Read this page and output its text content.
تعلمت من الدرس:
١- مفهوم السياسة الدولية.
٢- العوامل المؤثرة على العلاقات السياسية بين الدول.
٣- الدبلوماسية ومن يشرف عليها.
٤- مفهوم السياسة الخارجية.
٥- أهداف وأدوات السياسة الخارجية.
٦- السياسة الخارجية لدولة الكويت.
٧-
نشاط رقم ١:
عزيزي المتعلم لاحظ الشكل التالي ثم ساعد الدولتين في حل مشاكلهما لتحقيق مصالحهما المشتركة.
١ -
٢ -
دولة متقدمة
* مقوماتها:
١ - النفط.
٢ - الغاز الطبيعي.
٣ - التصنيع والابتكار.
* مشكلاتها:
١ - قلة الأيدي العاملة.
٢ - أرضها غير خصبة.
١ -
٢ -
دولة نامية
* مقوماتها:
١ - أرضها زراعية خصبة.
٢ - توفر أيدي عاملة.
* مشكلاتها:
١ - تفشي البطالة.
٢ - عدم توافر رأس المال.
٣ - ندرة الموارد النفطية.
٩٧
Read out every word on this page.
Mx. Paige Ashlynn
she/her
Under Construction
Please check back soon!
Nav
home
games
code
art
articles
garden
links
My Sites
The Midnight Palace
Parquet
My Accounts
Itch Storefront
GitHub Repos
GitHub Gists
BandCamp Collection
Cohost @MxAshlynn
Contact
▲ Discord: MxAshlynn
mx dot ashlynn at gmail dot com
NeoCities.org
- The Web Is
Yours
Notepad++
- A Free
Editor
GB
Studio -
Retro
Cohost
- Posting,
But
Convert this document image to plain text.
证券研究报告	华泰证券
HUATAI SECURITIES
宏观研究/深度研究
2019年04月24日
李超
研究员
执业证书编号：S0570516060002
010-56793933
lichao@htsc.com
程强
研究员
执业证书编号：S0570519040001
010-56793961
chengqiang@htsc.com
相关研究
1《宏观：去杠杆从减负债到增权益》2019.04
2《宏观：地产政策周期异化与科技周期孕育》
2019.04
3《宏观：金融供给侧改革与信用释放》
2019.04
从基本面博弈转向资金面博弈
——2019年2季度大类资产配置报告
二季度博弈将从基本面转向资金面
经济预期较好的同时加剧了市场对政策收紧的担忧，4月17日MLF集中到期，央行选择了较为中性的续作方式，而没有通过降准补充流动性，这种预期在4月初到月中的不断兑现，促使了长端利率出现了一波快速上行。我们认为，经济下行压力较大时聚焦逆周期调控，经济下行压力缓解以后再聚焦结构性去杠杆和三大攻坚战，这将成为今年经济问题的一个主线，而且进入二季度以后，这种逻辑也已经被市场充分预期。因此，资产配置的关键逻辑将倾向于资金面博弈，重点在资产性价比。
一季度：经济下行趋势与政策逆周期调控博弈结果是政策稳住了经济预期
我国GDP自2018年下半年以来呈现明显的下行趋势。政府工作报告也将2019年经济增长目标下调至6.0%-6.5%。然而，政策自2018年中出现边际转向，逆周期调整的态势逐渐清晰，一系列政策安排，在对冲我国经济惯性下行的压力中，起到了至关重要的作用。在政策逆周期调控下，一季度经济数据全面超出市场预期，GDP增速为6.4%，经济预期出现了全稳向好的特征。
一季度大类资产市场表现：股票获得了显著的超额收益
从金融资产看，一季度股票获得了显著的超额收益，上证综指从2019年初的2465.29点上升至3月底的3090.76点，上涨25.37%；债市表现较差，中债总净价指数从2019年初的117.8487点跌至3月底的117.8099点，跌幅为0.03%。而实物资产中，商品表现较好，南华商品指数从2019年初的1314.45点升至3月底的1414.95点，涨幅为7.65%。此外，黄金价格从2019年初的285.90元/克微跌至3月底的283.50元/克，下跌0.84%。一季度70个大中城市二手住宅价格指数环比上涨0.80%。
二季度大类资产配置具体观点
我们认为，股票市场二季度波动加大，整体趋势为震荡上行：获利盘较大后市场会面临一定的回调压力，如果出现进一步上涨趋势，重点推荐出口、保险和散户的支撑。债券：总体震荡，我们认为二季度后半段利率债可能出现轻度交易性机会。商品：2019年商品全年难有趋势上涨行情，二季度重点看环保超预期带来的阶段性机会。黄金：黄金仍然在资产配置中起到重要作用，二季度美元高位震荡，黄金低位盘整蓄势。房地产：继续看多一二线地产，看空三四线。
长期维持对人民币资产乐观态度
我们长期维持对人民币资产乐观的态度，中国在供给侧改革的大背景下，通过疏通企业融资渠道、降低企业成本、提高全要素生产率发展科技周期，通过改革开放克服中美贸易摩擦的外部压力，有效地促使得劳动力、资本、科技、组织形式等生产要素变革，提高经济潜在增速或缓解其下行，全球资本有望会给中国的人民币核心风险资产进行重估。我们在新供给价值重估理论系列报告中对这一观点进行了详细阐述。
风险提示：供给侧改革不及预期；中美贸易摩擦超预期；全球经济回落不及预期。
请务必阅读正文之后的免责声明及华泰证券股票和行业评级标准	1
====================
Exercise goal:
From the material above, copy each line that includes the word "text".

Exercise output:
Read this page and output its text content.
Convert this document image to plain text.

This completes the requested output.